» **Instructions to follow**
Would you extract the whole listing below and retype it exactly?

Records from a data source
— start —
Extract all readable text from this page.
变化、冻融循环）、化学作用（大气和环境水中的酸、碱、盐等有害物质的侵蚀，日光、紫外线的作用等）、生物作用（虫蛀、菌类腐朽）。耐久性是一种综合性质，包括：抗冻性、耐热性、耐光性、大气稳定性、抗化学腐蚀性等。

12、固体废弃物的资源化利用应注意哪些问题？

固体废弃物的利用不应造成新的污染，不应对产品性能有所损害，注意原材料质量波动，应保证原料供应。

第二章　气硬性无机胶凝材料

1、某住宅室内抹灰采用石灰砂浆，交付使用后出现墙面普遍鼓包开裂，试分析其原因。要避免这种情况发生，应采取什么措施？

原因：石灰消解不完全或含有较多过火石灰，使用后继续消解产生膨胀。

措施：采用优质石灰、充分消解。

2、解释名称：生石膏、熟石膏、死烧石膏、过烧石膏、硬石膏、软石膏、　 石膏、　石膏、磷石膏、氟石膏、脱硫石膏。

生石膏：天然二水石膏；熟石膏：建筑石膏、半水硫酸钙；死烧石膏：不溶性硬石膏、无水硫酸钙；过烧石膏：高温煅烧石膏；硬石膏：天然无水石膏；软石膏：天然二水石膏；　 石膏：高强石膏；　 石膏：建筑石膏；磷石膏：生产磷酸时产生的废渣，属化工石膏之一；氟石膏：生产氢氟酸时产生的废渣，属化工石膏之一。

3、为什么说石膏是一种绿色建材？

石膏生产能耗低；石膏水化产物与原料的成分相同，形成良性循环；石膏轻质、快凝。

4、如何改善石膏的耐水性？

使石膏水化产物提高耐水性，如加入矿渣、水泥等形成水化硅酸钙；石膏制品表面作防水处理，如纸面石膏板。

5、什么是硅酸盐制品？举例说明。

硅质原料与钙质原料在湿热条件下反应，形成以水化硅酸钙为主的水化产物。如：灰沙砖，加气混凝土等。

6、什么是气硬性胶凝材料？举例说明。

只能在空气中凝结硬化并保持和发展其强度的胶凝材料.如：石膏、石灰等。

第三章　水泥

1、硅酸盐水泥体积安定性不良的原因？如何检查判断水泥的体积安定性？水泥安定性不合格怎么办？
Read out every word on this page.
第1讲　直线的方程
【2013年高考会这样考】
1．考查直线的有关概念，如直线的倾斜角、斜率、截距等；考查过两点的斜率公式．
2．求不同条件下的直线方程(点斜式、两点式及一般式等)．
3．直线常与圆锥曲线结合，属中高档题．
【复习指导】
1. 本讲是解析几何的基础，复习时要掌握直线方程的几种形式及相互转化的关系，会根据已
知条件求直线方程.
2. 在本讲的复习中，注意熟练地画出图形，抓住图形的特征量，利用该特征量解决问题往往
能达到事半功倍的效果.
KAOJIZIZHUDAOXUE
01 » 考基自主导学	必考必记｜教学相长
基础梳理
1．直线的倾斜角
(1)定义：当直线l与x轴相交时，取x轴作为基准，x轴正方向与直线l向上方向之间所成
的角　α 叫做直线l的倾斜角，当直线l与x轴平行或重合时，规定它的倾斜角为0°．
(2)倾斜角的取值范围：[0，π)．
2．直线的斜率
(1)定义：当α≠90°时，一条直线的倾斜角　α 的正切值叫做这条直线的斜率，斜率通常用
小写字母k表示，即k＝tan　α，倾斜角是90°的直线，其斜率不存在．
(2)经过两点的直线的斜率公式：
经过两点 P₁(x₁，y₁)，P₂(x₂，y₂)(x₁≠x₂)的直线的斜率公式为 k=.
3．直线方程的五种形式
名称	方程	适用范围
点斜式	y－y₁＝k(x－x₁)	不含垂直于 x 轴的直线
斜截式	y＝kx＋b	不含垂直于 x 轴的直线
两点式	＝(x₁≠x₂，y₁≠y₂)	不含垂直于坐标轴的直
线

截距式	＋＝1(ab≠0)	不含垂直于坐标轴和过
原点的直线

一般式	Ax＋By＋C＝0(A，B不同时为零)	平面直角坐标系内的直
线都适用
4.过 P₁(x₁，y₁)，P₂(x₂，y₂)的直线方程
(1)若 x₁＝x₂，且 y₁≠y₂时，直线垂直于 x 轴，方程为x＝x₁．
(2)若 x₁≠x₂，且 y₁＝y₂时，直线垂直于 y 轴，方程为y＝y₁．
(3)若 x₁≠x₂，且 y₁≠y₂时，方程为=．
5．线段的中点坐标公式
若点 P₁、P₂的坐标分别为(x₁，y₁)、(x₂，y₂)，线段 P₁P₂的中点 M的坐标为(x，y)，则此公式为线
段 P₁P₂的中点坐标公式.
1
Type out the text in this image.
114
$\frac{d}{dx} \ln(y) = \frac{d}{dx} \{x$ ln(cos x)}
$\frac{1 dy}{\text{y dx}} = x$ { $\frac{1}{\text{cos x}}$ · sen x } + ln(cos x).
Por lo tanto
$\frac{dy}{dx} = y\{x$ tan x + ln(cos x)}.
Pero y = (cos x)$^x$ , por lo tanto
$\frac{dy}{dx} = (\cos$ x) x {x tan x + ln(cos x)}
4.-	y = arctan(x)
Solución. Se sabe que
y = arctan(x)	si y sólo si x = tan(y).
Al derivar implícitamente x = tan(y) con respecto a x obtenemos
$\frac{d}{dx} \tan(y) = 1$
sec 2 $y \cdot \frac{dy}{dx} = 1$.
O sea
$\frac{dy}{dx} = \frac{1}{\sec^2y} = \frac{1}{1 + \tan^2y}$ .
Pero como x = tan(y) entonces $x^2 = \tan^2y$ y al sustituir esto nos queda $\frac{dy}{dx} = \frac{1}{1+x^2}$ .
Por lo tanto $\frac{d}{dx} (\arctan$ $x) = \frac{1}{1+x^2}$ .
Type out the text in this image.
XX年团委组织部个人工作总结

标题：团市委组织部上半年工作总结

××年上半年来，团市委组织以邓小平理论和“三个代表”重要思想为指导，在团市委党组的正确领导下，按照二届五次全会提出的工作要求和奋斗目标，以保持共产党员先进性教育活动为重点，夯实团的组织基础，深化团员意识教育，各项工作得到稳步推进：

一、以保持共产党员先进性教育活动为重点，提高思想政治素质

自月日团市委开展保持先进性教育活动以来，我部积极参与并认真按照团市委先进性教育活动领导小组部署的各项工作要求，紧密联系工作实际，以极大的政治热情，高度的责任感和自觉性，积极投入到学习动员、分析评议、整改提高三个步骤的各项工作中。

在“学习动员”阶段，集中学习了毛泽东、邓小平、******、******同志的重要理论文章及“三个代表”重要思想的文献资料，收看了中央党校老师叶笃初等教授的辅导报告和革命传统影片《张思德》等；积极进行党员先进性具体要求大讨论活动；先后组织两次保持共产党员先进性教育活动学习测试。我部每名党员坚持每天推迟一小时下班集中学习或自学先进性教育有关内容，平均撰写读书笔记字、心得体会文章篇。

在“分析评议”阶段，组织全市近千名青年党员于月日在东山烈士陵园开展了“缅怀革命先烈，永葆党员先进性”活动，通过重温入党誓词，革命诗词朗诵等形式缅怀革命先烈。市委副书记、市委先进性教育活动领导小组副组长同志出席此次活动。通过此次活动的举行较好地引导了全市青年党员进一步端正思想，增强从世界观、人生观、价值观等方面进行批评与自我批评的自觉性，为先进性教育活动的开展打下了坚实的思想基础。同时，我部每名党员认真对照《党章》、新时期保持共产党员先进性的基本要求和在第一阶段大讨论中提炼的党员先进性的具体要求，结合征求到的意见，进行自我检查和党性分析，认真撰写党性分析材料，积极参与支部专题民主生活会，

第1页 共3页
— end —
» **Exercise output**
Extract all readable text from this page.
变化、冻融循环）、化学作用（大气和环境水中的酸、碱、盐等有害物质的侵蚀，日光、紫外线的作用等）、生物作用（虫蛀、菌类腐朽）。耐久性是一种综合性质，包括：抗冻性、耐热性、耐光性、大气稳定性、抗化学腐蚀性等。

12、固体废弃物的资源化利用应注意哪些问题？

固体废弃物的利用不应造成新的污染，不应对产品性能有所损害，注意原材料质量波动，应保证原料供应。

第二章　气硬性无机胶凝材料

1、某住宅室内抹灰采用石灰砂浆，交付使用后出现墙面普遍鼓包开裂，试分析其原因。要避免这种情况发生，应采取什么措施？

原因：石灰消解不完全或含有较多过火石灰，使用后继续消解产生膨胀。

措施：采用优质石灰、充分消解。

2、解释名称：生石膏、熟石膏、死烧石膏、过烧石膏、硬石膏、软石膏、　 石膏、　石膏、磷石膏、氟石膏、脱硫石膏。

生石膏：天然二水石膏；熟石膏：建筑石膏、半水硫酸钙；死烧石膏：不溶性硬石膏、无水硫酸钙；过烧石膏：高温煅烧石膏；硬石膏：天然无水石膏；软石膏：天然二水石膏；　 石膏：高强石膏；　 石膏：建筑石膏；磷石膏：生产磷酸时产生的废渣，属化工石膏之一；氟石膏：生产氢氟酸时产生的废渣，属化工石膏之一。

3、为什么说石膏是一种绿色建材？

石膏生产能耗低；石膏水化产物与原料的成分相同，形成良性循环；石膏轻质、快凝。

4、如何改善石膏的耐水性？

使石膏水化产物提高耐水性，如加入矿渣、水泥等形成水化硅酸钙；石膏制品表面作防水处理，如纸面石膏板。

5、什么是硅酸盐制品？举例说明。

硅质原料与钙质原料在湿热条件下反应，形成以水化硅酸钙为主的水化产物。如：灰沙砖，加气混凝土等。

6、什么是气硬性胶凝材料？举例说明。

只能在空气中凝结硬化并保持和发展其强度的胶凝材料.如：石膏、石灰等。

第三章　水泥

1、硅酸盐水泥体积安定性不良的原因？如何检查判断水泥的体积安定性？水泥安定性不合格怎么办？
Read out every word on this page.
第1讲　直线的方程
【2013年高考会这样考】
1．考查直线的有关概念，如直线的倾斜角、斜率、截距等；考查过两点的斜率公式．
2．求不同条件下的直线方程(点斜式、两点式及一般式等)．
3．直线常与圆锥曲线结合，属中高档题．
【复习指导】
1. 本讲是解析几何的基础，复习时要掌握直线方程的几种形式及相互转化的关系，会根据已
知条件求直线方程.
2. 在本讲的复习中，注意熟练地画出图形，抓住图形的特征量，利用该特征量解决问题往往
能达到事半功倍的效果.
KAOJIZIZHUDAOXUE
01 » 考基自主导学	必考必记｜教学相长
基础梳理
1．直线的倾斜角
(1)定义：当直线l与x轴相交时，取x轴作为基准，x轴正方向与直线l向上方向之间所成
的角　α 叫做直线l的倾斜角，当直线l与x轴平行或重合时，规定它的倾斜角为0°．
(2)倾斜角的取值范围：[0，π)．
2．直线的斜率
(1)定义：当α≠90°时，一条直线的倾斜角　α 的正切值叫做这条直线的斜率，斜率通常用
小写字母k表示，即k＝tan　α，倾斜角是90°的直线，其斜率不存在．
(2)经过两点的直线的斜率公式：
经过两点 P₁(x₁，y₁)，P₂(x₂，y₂)(x₁≠x₂)的直线的斜率公式为 k=.
3．直线方程的五种形式
名称	方程	适用范围
点斜式	y－y₁＝k(x－x₁)	不含垂直于 x 轴的直线
斜截式	y＝kx＋b	不含垂直于 x 轴的直线
两点式	＝(x₁≠x₂，y₁≠y₂)	不含垂直于坐标轴的直
线

截距式	＋＝1(ab≠0)	不含垂直于坐标轴和过
原点的直线

一般式	Ax＋By＋C＝0(A，B不同时为零)	平面直角坐标系内的直
线都适用
4.过 P₁(x₁，y₁)，P₂(x₂，y₂)的直线方程
(1)若 x₁＝x₂，且 y₁≠y₂时，直线垂直于 x 轴，方程为x＝x₁．
(2)若 x₁≠x₂，且 y₁＝y₂时，直线垂直于 y 轴，方程为y＝y₁．
(3)若 x₁≠x₂，且 y₁≠y₂时，方程为=．
5．线段的中点坐标公式
若点 P₁、P₂的坐标分别为(x₁，y₁)、(x₂，y₂)，线段 P₁P₂的中点 M的坐标为(x，y)，则此公式为线
段 P₁P₂的中点坐标公式.
1
Type out the text in this image.
114
$\frac{d}{dx} \ln(y) = \frac{d}{dx} \{x$ ln(cos x)}
$\frac{1 dy}{\text{y dx}} = x$ { $\frac{1}{\text{cos x}}$ · sen x } + ln(cos x).
Por lo tanto
$\frac{dy}{dx} = y\{x$ tan x + ln(cos x)}.
Pero y = (cos x)$^x$ , por lo tanto
$\frac{dy}{dx} = (\cos$ x) x {x tan x + ln(cos x)}
4.-	y = arctan(x)
Solución. Se sabe que
y = arctan(x)	si y sólo si x = tan(y).
Al derivar implícitamente x = tan(y) con respecto a x obtenemos
$\frac{d}{dx} \tan(y) = 1$
sec 2 $y \cdot \frac{dy}{dx} = 1$.
O sea
$\frac{dy}{dx} = \frac{1}{\sec^2y} = \frac{1}{1 + \tan^2y}$ .
Pero como x = tan(y) entonces $x^2 = \tan^2y$ y al sustituir esto nos queda $\frac{dy}{dx} = \frac{1}{1+x^2}$ .
Por lo tanto $\frac{d}{dx} (\arctan$ $x) = \frac{1}{1+x^2}$ .
Type out the text in this image.
XX年团委组织部个人工作总结

标题：团市委组织部上半年工作总结

××年上半年来，团市委组织以邓小平理论和“三个代表”重要思想为指导，在团市委党组的正确领导下，按照二届五次全会提出的工作要求和奋斗目标，以保持共产党员先进性教育活动为重点，夯实团的组织基础，深化团员意识教育，各项工作得到稳步推进：

一、以保持共产党员先进性教育活动为重点，提高思想政治素质

自月日团市委开展保持先进性教育活动以来，我部积极参与并认真按照团市委先进性教育活动领导小组部署的各项工作要求，紧密联系工作实际，以极大的政治热情，高度的责任感和自觉性，积极投入到学习动员、分析评议、整改提高三个步骤的各项工作中。

在“学习动员”阶段，集中学习了毛泽东、邓小平、******、******同志的重要理论文章及“三个代表”重要思想的文献资料，收看了中央党校老师叶笃初等教授的辅导报告和革命传统影片《张思德》等；积极进行党员先进性具体要求大讨论活动；先后组织两次保持共产党员先进性教育活动学习测试。我部每名党员坚持每天推迟一小时下班集中学习或自学先进性教育有关内容，平均撰写读书笔记字、心得体会文章篇。

在“分析评议”阶段，组织全市近千名青年党员于月日在东山烈士陵园开展了“缅怀革命先烈，永葆党员先进性”活动，通过重温入党誓词，革命诗词朗诵等形式缅怀革命先烈。市委副书记、市委先进性教育活动领导小组副组长同志出席此次活动。通过此次活动的举行较好地引导了全市青年党员进一步端正思想，增强从世界观、人生观、价值观等方面进行批评与自我批评的自觉性，为先进性教育活动的开展打下了坚实的思想基础。同时，我部每名党员认真对照《党章》、新时期保持共产党员先进性的基本要求和在第一阶段大讨论中提炼的党员先进性的具体要求，结合征求到的意见，进行自我检查和党性分析，认真撰写党性分析材料，积极参与支部专题民主生活会，

第1页 共3页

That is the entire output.